Records from a dataset
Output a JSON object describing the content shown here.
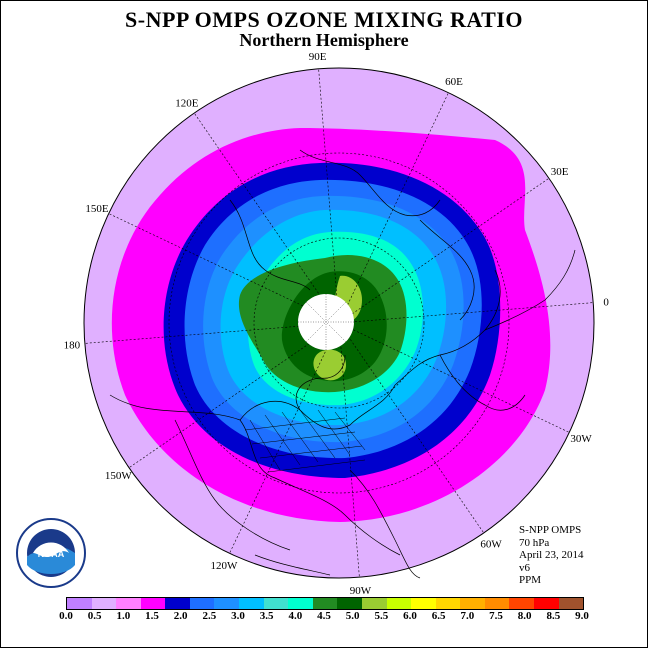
{
  "header": {
    "title": "S-NPP OMPS OZONE MIXING RATIO",
    "subtitle": "Northern Hemisphere"
  },
  "map": {
    "projection": "north polar stereographic",
    "longitude_labels": [
      {
        "text": "90E",
        "lon": 90
      },
      {
        "text": "60E",
        "lon": 60
      },
      {
        "text": "30E",
        "lon": 30
      },
      {
        "text": "0",
        "lon": 0
      },
      {
        "text": "30W",
        "lon": -30
      },
      {
        "text": "60W",
        "lon": -60
      },
      {
        "text": "90W",
        "lon": -90
      },
      {
        "text": "120W",
        "lon": -120
      },
      {
        "text": "150W",
        "lon": -150
      },
      {
        "text": "180",
        "lon": 180
      },
      {
        "text": "150E",
        "lon": 150
      },
      {
        "text": "120E",
        "lon": 120
      }
    ],
    "colors": {
      "outer_field": "#e0b0ff",
      "magenta_ring": "#ff00ff",
      "no_data_pole": "#ffffff"
    }
  },
  "info": {
    "line1": "S-NPP OMPS",
    "line2": "70 hPa",
    "line3": "April 23, 2014",
    "line4": "v6",
    "line5": "PPM"
  },
  "logo": {
    "text": "NOAA"
  },
  "colorbar": {
    "units": "PPM",
    "colors": [
      "#c080ff",
      "#e0b0ff",
      "#ff80ff",
      "#ff00ff",
      "#0000cd",
      "#1e6fff",
      "#1e90ff",
      "#00bfff",
      "#40e0d0",
      "#00ffd0",
      "#228b22",
      "#006400",
      "#9acd32",
      "#c8ff00",
      "#ffff00",
      "#ffd700",
      "#ffb000",
      "#ff8c00",
      "#ff4500",
      "#ff0000",
      "#a0522d"
    ],
    "ticks": [
      "0.0",
      "0.5",
      "1.0",
      "1.5",
      "2.0",
      "2.5",
      "3.0",
      "3.5",
      "4.0",
      "4.5",
      "5.0",
      "5.5",
      "6.0",
      "6.5",
      "7.0",
      "7.5",
      "8.0",
      "8.5",
      "9.0"
    ]
  }
}
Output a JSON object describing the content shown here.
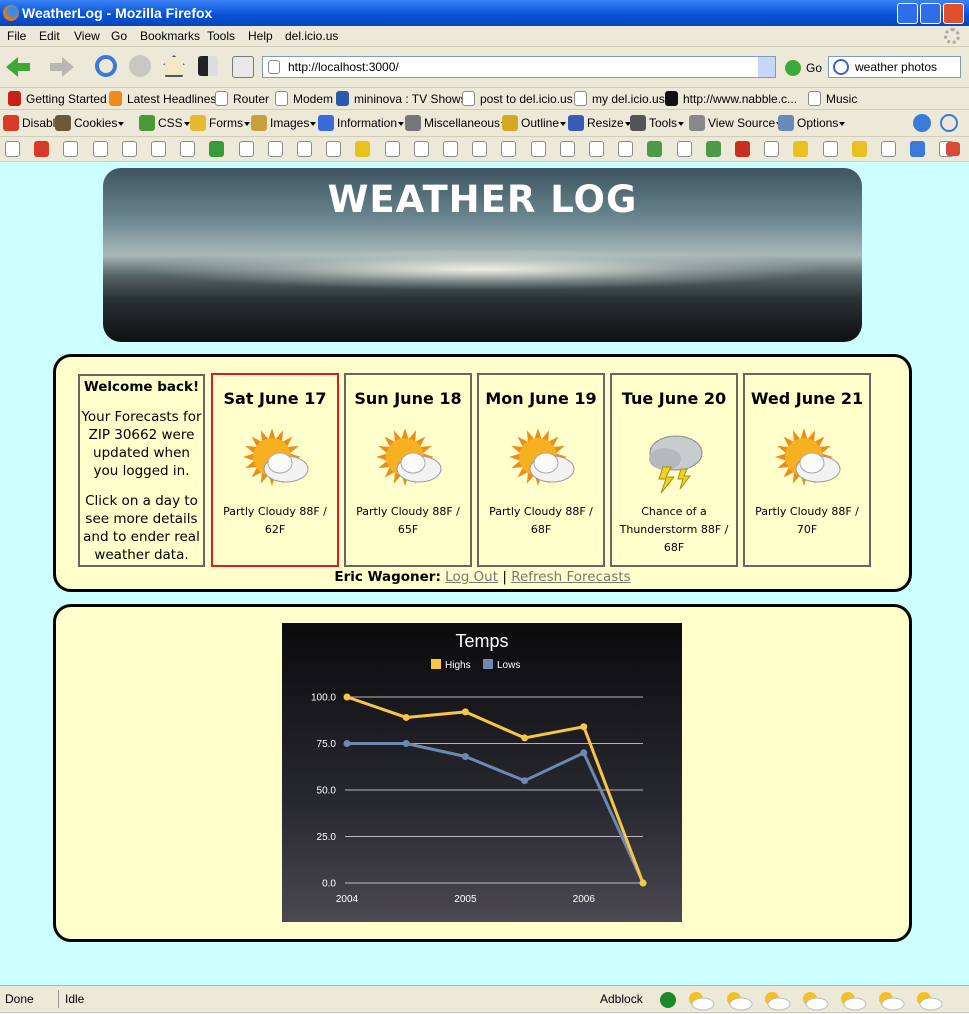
{
  "browser": {
    "window_title": "WeatherLog - Mozilla Firefox",
    "menu": [
      "File",
      "Edit",
      "View",
      "Go",
      "Bookmarks",
      "Tools",
      "Help",
      "del.icio.us"
    ],
    "url": "http://localhost:3000/",
    "go": "Go",
    "search": "weather photos",
    "bookmarks": [
      "Getting Started",
      "Latest Headlines",
      "Router",
      "Modem",
      "mininova : TV Shows",
      "post to del.icio.us",
      "my del.icio.us",
      "http://www.nabble.c...",
      "Music"
    ],
    "webdev": [
      "Disable",
      "Cookies",
      "CSS",
      "Forms",
      "Images",
      "Information",
      "Miscellaneous",
      "Outline",
      "Resize",
      "Tools",
      "View Source",
      "Options"
    ],
    "status": {
      "message": "Done",
      "state": "Idle",
      "adblock": "Adblock"
    }
  },
  "page": {
    "title": "WEATHER LOG",
    "welcome": {
      "heading": "Welcome back!",
      "updated": "Your Forecasts for ZIP 30662 were updated when you logged in.",
      "hint": "Click on a day to see more details and to ender real weather data."
    },
    "days": [
      {
        "date": "Sat June 17",
        "forecast": "Partly Cloudy 88F / 62F"
      },
      {
        "date": "Sun June 18",
        "forecast": "Partly Cloudy 88F / 65F"
      },
      {
        "date": "Mon June 19",
        "forecast": "Partly Cloudy 88F / 68F"
      },
      {
        "date": "Tue June 20",
        "forecast": "Chance of a Thunderstorm 88F / 68F"
      },
      {
        "date": "Wed June 21",
        "forecast": "Partly Cloudy 88F / 70F"
      }
    ],
    "user": "Eric Wagoner:",
    "logout": "Log Out",
    "separator": "|",
    "refresh": "Refresh Forecasts"
  },
  "chart_data": {
    "type": "line",
    "title": "Temps",
    "categories": [
      "2004",
      null,
      "2005",
      null,
      "2006",
      null
    ],
    "series": [
      {
        "name": "Highs",
        "color": "#f7c744",
        "values": [
          100,
          89,
          92,
          78,
          84,
          0
        ]
      },
      {
        "name": "Lows",
        "color": "#6d89b3",
        "values": [
          75,
          75,
          68,
          55,
          70,
          0
        ]
      }
    ],
    "ylim": [
      0,
      100
    ],
    "yticks": [
      {
        "value": 0,
        "label": "0.0"
      },
      {
        "value": 25,
        "label": "25.0"
      },
      {
        "value": 50,
        "label": "50.0"
      },
      {
        "value": 75,
        "label": "75.0"
      },
      {
        "value": 100,
        "label": "100.0"
      }
    ],
    "grid": true
  }
}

● THE REQUEST:
From the listing above, collect each line in which the string "Forecasts" appears.

● ANSWER:
      "updated": "Your Forecasts for ZIP 30662 were updated when you logged in.",
    "refresh": "Refresh Forecasts"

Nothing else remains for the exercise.